◆ **PROBLEM REQUIREMENTS**:
Identify the lines that contain the word "顧問サービス株式会社", then copy them.

◆ **RAW DATA**:
_____

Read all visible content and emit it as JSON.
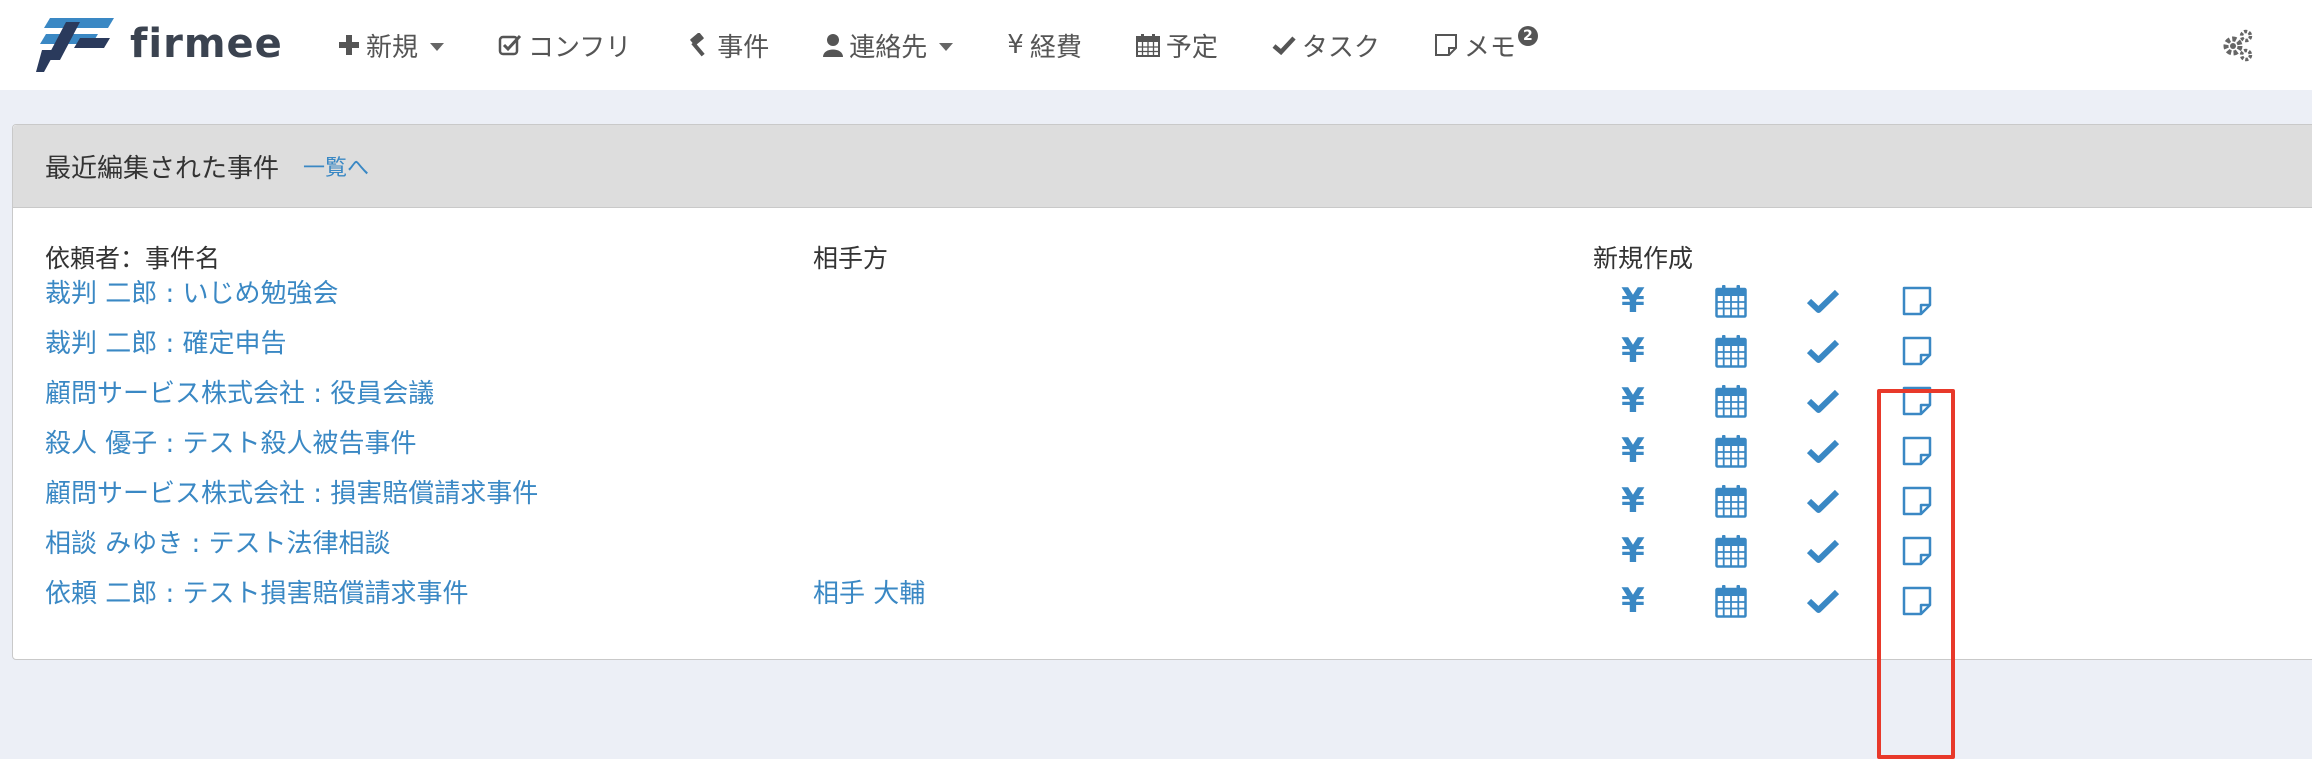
{
  "brand": {
    "name": "firmee",
    "accent": "#3a88c4",
    "dark": "#2a3a5c"
  },
  "nav": {
    "items": [
      {
        "id": "new",
        "icon": "plus-icon",
        "label": "新規",
        "dropdown": true
      },
      {
        "id": "conflict",
        "icon": "checkbox-icon",
        "label": "コンフリ",
        "dropdown": false
      },
      {
        "id": "cases",
        "icon": "gavel-icon",
        "label": "事件",
        "dropdown": false
      },
      {
        "id": "contacts",
        "icon": "user-icon",
        "label": "連絡先",
        "dropdown": true
      },
      {
        "id": "expenses",
        "icon": "yen-icon",
        "label": "経費",
        "dropdown": false
      },
      {
        "id": "schedule",
        "icon": "calendar-icon",
        "label": "予定",
        "dropdown": false
      },
      {
        "id": "tasks",
        "icon": "check-icon",
        "label": "タスク",
        "dropdown": false
      },
      {
        "id": "memo",
        "icon": "memo-icon",
        "label": "メモ",
        "dropdown": false,
        "badge": "2"
      }
    ],
    "settings_icon": "gears-icon"
  },
  "panel": {
    "title": "最近編集された事件",
    "link": "一覧へ",
    "headers": {
      "case": "依頼者：事件名",
      "opponent": "相手方",
      "create": "新規作成"
    },
    "rows": [
      {
        "case": "裁判 二郎 : いじめ勉強会",
        "opponent": ""
      },
      {
        "case": "裁判 二郎 : 確定申告",
        "opponent": ""
      },
      {
        "case": "顧問サービス株式会社 : 役員会議",
        "opponent": ""
      },
      {
        "case": "殺人 優子 : テスト殺人被告事件",
        "opponent": ""
      },
      {
        "case": "顧問サービス株式会社 : 損害賠償請求事件",
        "opponent": ""
      },
      {
        "case": "相談 みゆき : テスト法律相談",
        "opponent": ""
      },
      {
        "case": "依頼 二郎 : テスト損害賠償請求事件",
        "opponent": "相手 大輔"
      }
    ],
    "actions": {
      "yen": "¥"
    },
    "highlight_color": "#e8392a"
  }
}
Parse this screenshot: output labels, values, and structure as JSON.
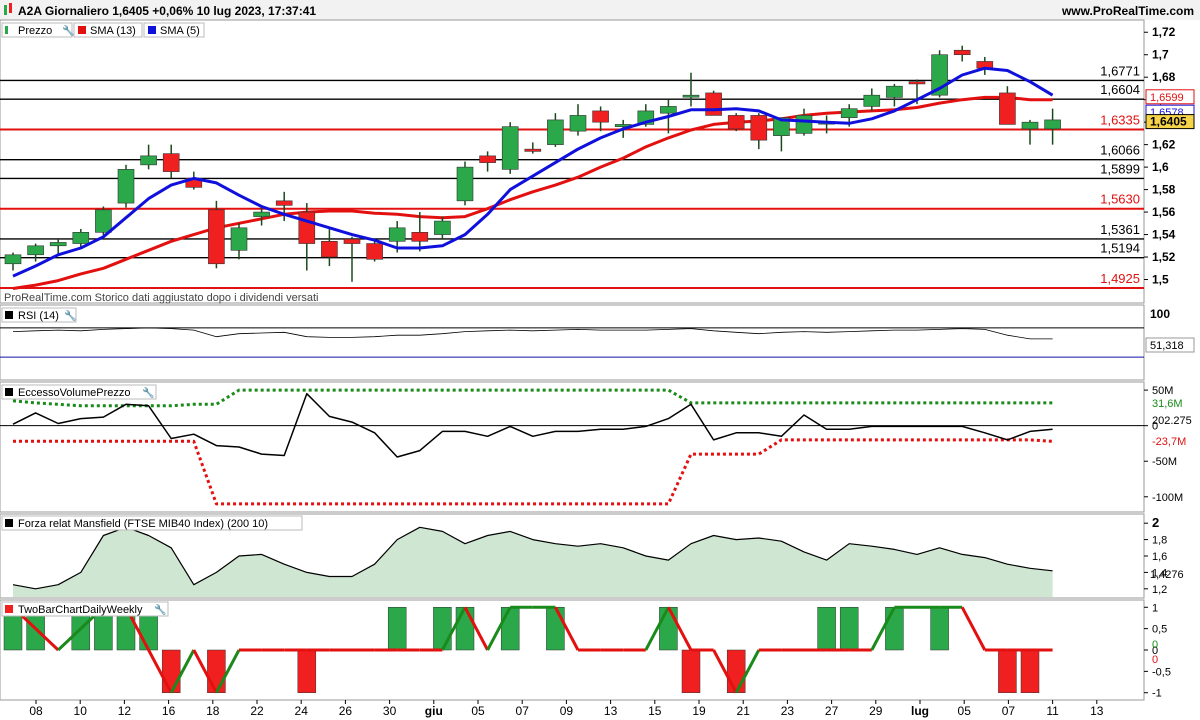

_____

◆ **OUTPUT OF THE TASK**:
        "case": "顧問サービス株式会社 : 役員会議",
        "case": "顧問サービス株式会社 : 損害賠償請求事件",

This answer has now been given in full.